-------- Source data --------
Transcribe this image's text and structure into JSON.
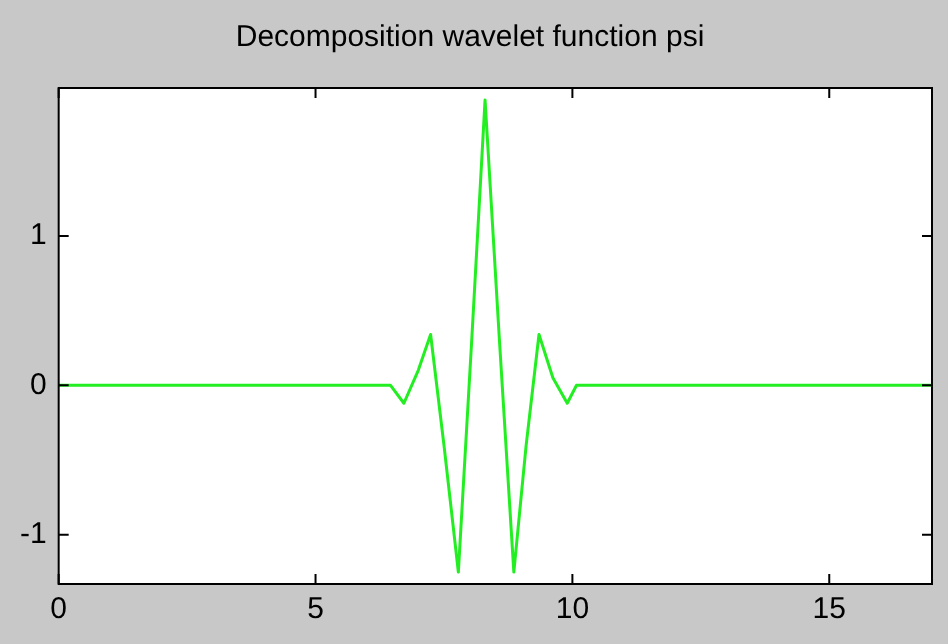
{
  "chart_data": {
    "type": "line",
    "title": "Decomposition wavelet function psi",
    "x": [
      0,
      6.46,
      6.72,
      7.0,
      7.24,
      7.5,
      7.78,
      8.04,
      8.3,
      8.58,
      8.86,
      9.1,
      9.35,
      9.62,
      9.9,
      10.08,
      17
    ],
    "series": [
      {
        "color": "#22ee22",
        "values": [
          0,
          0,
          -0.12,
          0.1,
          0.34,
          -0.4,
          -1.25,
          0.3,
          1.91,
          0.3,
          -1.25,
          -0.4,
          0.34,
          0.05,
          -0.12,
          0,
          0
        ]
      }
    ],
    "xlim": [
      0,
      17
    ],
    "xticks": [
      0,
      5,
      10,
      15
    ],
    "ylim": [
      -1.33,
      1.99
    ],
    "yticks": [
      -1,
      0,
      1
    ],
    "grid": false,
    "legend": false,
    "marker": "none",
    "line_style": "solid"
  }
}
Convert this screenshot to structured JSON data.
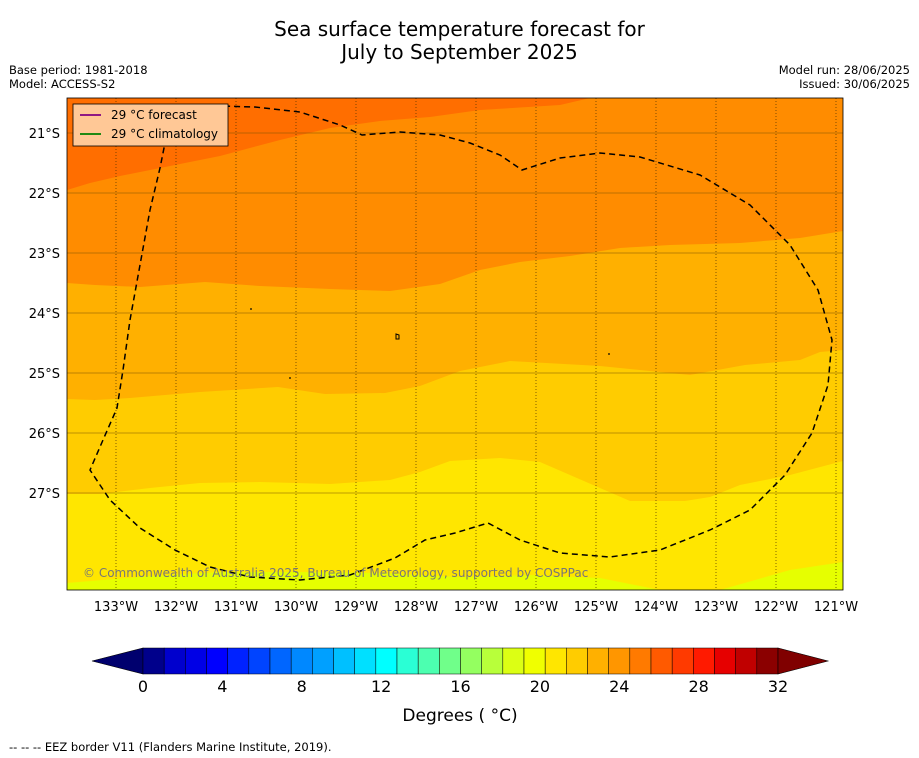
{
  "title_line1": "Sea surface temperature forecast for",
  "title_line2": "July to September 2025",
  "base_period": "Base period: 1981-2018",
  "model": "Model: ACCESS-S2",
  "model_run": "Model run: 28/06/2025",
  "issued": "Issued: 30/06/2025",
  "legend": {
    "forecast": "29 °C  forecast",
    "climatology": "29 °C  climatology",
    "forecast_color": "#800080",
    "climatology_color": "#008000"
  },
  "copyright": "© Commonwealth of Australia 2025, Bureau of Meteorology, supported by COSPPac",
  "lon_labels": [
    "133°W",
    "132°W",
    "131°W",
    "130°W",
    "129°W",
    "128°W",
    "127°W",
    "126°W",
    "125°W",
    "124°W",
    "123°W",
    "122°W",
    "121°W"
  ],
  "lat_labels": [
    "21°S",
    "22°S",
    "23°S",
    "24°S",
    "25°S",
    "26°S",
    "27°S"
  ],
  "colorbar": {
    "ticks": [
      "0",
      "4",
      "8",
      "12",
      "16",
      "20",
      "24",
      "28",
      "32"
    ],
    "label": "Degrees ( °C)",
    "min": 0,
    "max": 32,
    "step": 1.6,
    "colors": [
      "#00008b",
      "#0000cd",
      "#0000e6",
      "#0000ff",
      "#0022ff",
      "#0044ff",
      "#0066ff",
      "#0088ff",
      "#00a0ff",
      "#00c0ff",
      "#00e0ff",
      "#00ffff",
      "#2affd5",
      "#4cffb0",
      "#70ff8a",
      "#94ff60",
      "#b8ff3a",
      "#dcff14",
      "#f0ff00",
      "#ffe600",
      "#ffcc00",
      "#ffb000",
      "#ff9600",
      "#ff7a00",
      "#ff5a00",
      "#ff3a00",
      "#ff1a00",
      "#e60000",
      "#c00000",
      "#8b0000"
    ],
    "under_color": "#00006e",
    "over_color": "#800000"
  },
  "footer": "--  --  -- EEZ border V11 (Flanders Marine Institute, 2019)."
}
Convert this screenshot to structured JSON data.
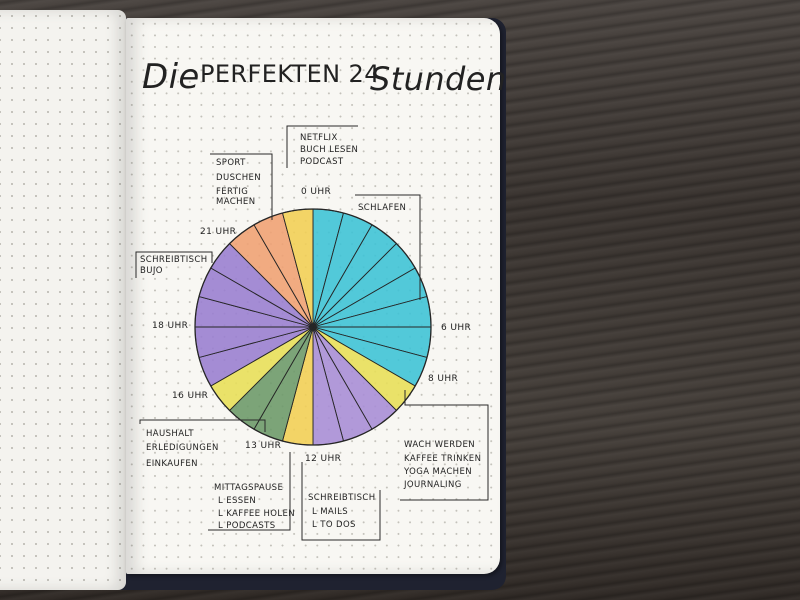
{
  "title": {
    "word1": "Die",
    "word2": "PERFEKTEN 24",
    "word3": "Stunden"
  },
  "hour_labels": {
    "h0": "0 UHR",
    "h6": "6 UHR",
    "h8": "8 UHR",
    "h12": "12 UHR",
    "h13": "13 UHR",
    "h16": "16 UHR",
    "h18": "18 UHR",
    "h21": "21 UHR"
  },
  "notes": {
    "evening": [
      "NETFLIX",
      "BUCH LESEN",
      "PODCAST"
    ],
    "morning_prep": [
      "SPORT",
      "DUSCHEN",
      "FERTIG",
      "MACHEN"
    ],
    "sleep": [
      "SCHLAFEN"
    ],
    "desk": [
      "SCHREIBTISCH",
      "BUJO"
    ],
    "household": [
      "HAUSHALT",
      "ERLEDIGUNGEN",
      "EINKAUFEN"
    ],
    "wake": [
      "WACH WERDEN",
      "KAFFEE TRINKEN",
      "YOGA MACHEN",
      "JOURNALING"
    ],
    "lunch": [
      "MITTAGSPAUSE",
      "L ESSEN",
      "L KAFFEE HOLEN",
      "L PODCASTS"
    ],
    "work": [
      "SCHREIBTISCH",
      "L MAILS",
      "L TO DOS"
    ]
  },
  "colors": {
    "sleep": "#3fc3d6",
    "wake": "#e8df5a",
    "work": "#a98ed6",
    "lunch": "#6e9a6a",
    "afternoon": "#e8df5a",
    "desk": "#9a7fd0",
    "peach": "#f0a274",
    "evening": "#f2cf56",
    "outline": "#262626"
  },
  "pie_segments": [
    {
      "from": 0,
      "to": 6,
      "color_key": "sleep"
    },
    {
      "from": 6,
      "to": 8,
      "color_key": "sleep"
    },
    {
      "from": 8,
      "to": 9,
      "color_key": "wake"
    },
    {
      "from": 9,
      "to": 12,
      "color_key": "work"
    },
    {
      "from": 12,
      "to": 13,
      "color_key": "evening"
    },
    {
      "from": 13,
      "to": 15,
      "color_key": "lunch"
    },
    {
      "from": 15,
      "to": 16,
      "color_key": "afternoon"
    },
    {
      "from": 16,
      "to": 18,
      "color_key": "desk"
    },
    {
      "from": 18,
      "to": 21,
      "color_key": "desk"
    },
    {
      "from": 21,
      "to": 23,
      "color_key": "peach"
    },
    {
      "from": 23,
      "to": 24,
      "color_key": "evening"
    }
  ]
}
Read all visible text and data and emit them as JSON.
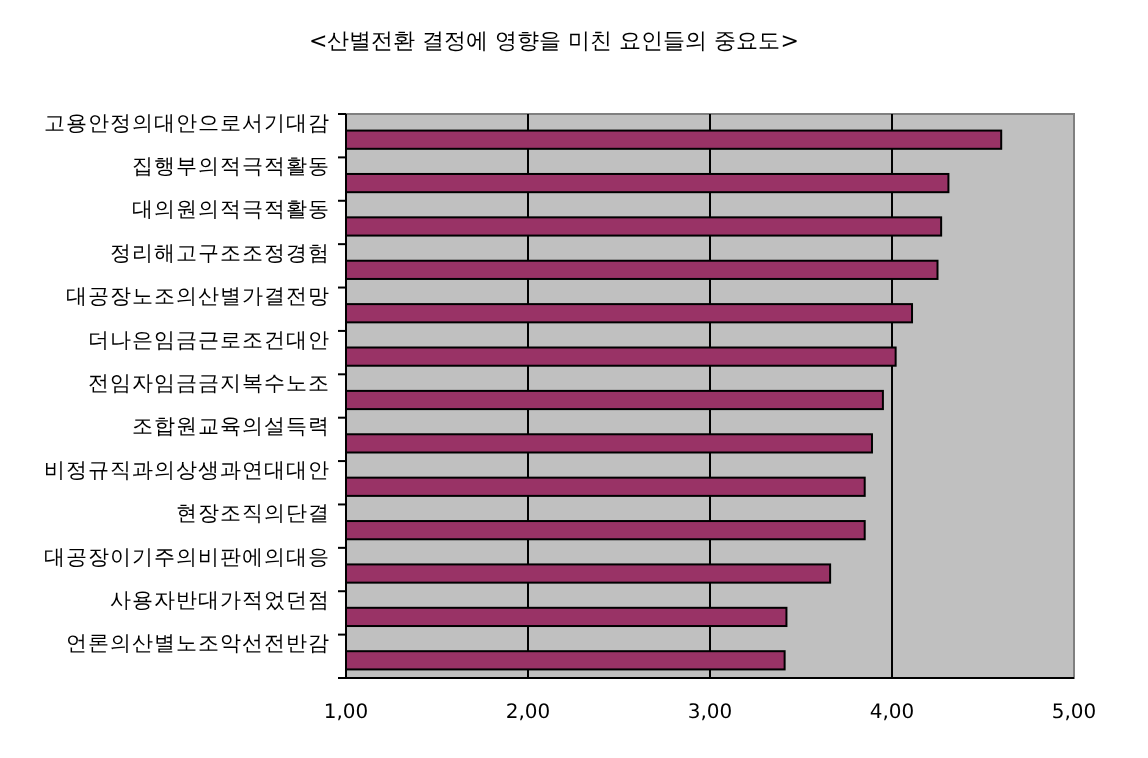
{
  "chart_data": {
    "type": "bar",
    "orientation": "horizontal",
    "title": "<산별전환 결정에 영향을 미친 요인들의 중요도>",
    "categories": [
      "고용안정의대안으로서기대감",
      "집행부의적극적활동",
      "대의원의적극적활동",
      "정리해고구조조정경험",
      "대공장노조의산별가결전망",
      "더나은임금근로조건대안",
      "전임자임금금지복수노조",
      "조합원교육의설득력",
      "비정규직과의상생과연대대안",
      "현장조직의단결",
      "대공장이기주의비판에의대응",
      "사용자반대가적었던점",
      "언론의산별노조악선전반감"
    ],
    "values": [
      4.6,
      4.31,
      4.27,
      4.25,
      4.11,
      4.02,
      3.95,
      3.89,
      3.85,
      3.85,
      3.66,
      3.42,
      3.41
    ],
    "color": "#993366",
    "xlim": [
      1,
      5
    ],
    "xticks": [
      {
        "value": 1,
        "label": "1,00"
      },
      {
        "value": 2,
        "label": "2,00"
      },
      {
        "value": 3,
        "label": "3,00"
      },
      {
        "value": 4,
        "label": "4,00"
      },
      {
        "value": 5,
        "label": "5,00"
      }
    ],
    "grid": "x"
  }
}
--------
▸ **Problem requirements**:
Would you set down the listing exactly, omitting pictures?

▸ **Answer to the problem**:
Transcribe this image's text and structure into JSON.
{
  "chart_data": {
    "type": "line",
    "title": "Decomposition wavelet function psi",
    "x": [
      0,
      6.46,
      6.72,
      7.0,
      7.24,
      7.5,
      7.78,
      8.04,
      8.3,
      8.58,
      8.86,
      9.1,
      9.35,
      9.62,
      9.9,
      10.08,
      17
    ],
    "series": [
      {
        "color": "#22ee22",
        "values": [
          0,
          0,
          -0.12,
          0.1,
          0.34,
          -0.4,
          -1.25,
          0.3,
          1.91,
          0.3,
          -1.25,
          -0.4,
          0.34,
          0.05,
          -0.12,
          0,
          0
        ]
      }
    ],
    "xlim": [
      0,
      17
    ],
    "xticks": [
      0,
      5,
      10,
      15
    ],
    "ylim": [
      -1.33,
      1.99
    ],
    "yticks": [
      -1,
      0,
      1
    ],
    "grid": false,
    "legend": false,
    "marker": "none",
    "line_style": "solid"
  }
}
Convert this screenshot to structured JSON data.
{
  "title_line1": "Sea surface temperature forecast for",
  "title_line2": "July to September 2025",
  "base_period": "Base period: 1981-2018",
  "model": "Model: ACCESS-S2",
  "model_run": "Model run: 28/06/2025",
  "issued": "Issued: 30/06/2025",
  "legend": {
    "forecast": "29 °C  forecast",
    "climatology": "29 °C  climatology",
    "forecast_color": "#800080",
    "climatology_color": "#008000"
  },
  "copyright": "© Commonwealth of Australia 2025, Bureau of Meteorology, supported by COSPPac",
  "lon_labels": [
    "133°W",
    "132°W",
    "131°W",
    "130°W",
    "129°W",
    "128°W",
    "127°W",
    "126°W",
    "125°W",
    "124°W",
    "123°W",
    "122°W",
    "121°W"
  ],
  "lat_labels": [
    "21°S",
    "22°S",
    "23°S",
    "24°S",
    "25°S",
    "26°S",
    "27°S"
  ],
  "colorbar": {
    "ticks": [
      "0",
      "4",
      "8",
      "12",
      "16",
      "20",
      "24",
      "28",
      "32"
    ],
    "label": "Degrees ( °C)",
    "min": 0,
    "max": 32,
    "step": 1.6,
    "colors": [
      "#00008b",
      "#0000cd",
      "#0000e6",
      "#0000ff",
      "#0022ff",
      "#0044ff",
      "#0066ff",
      "#0088ff",
      "#00a0ff",
      "#00c0ff",
      "#00e0ff",
      "#00ffff",
      "#2affd5",
      "#4cffb0",
      "#70ff8a",
      "#94ff60",
      "#b8ff3a",
      "#dcff14",
      "#f0ff00",
      "#ffe600",
      "#ffcc00",
      "#ffb000",
      "#ff9600",
      "#ff7a00",
      "#ff5a00",
      "#ff3a00",
      "#ff1a00",
      "#e60000",
      "#c00000",
      "#8b0000"
    ],
    "under_color": "#00006e",
    "over_color": "#800000"
  },
  "footer": "--  --  -- EEZ border V11 (Flanders Marine Institute, 2019)."
}
Convert this screenshot to structured JSON data.
{
  "title": {
    "word1": "Die",
    "word2": "PERFEKTEN 24",
    "word3": "Stunden"
  },
  "hour_labels": {
    "h0": "0 UHR",
    "h6": "6 UHR",
    "h8": "8 UHR",
    "h12": "12 UHR",
    "h13": "13 UHR",
    "h16": "16 UHR",
    "h18": "18 UHR",
    "h21": "21 UHR"
  },
  "notes": {
    "evening": [
      "NETFLIX",
      "BUCH LESEN",
      "PODCAST"
    ],
    "morning_prep": [
      "SPORT",
      "DUSCHEN",
      "FERTIG",
      "MACHEN"
    ],
    "sleep": [
      "SCHLAFEN"
    ],
    "desk": [
      "SCHREIBTISCH",
      "BUJO"
    ],
    "household": [
      "HAUSHALT",
      "ERLEDIGUNGEN",
      "EINKAUFEN"
    ],
    "wake": [
      "WACH WERDEN",
      "KAFFEE TRINKEN",
      "YOGA MACHEN",
      "JOURNALING"
    ],
    "lunch": [
      "MITTAGSPAUSE",
      "L ESSEN",
      "L KAFFEE HOLEN",
      "L PODCASTS"
    ],
    "work": [
      "SCHREIBTISCH",
      "L MAILS",
      "L TO DOS"
    ]
  },
  "colors": {
    "sleep": "#3fc3d6",
    "wake": "#e8df5a",
    "work": "#a98ed6",
    "lunch": "#6e9a6a",
    "afternoon": "#e8df5a",
    "desk": "#9a7fd0",
    "peach": "#f0a274",
    "evening": "#f2cf56",
    "outline": "#262626"
  },
  "pie_segments": [
    {
      "from": 0,
      "to": 6,
      "color_key": "sleep"
    },
    {
      "from": 6,
      "to": 8,
      "color_key": "sleep"
    },
    {
      "from": 8,
      "to": 9,
      "color_key": "wake"
    },
    {
      "from": 9,
      "to": 12,
      "color_key": "work"
    },
    {
      "from": 12,
      "to": 13,
      "color_key": "evening"
    },
    {
      "from": 13,
      "to": 15,
      "color_key": "lunch"
    },
    {
      "from": 15,
      "to": 16,
      "color_key": "afternoon"
    },
    {
      "from": 16,
      "to": 18,
      "color_key": "desk"
    },
    {
      "from": 18,
      "to": 21,
      "color_key": "desk"
    },
    {
      "from": 21,
      "to": 23,
      "color_key": "peach"
    },
    {
      "from": 23,
      "to": 24,
      "color_key": "evening"
    }
  ]
}
Read all visible text and data and emit them as JSON.
{
  "chart_data": {
    "type": "bar",
    "orientation": "horizontal",
    "title": "<산별전환 결정에 영향을 미친 요인들의 중요도>",
    "categories": [
      "고용안정의대안으로서기대감",
      "집행부의적극적활동",
      "대의원의적극적활동",
      "정리해고구조조정경험",
      "대공장노조의산별가결전망",
      "더나은임금근로조건대안",
      "전임자임금금지복수노조",
      "조합원교육의설득력",
      "비정규직과의상생과연대대안",
      "현장조직의단결",
      "대공장이기주의비판에의대응",
      "사용자반대가적었던점",
      "언론의산별노조악선전반감"
    ],
    "values": [
      4.6,
      4.31,
      4.27,
      4.25,
      4.11,
      4.02,
      3.95,
      3.89,
      3.85,
      3.85,
      3.66,
      3.42,
      3.41
    ],
    "color": "#993366",
    "xlim": [
      1,
      5
    ],
    "xticks": [
      {
        "value": 1,
        "label": "1,00"
      },
      {
        "value": 2,
        "label": "2,00"
      },
      {
        "value": 3,
        "label": "3,00"
      },
      {
        "value": 4,
        "label": "4,00"
      },
      {
        "value": 5,
        "label": "5,00"
      }
    ],
    "grid": "x"
  }
}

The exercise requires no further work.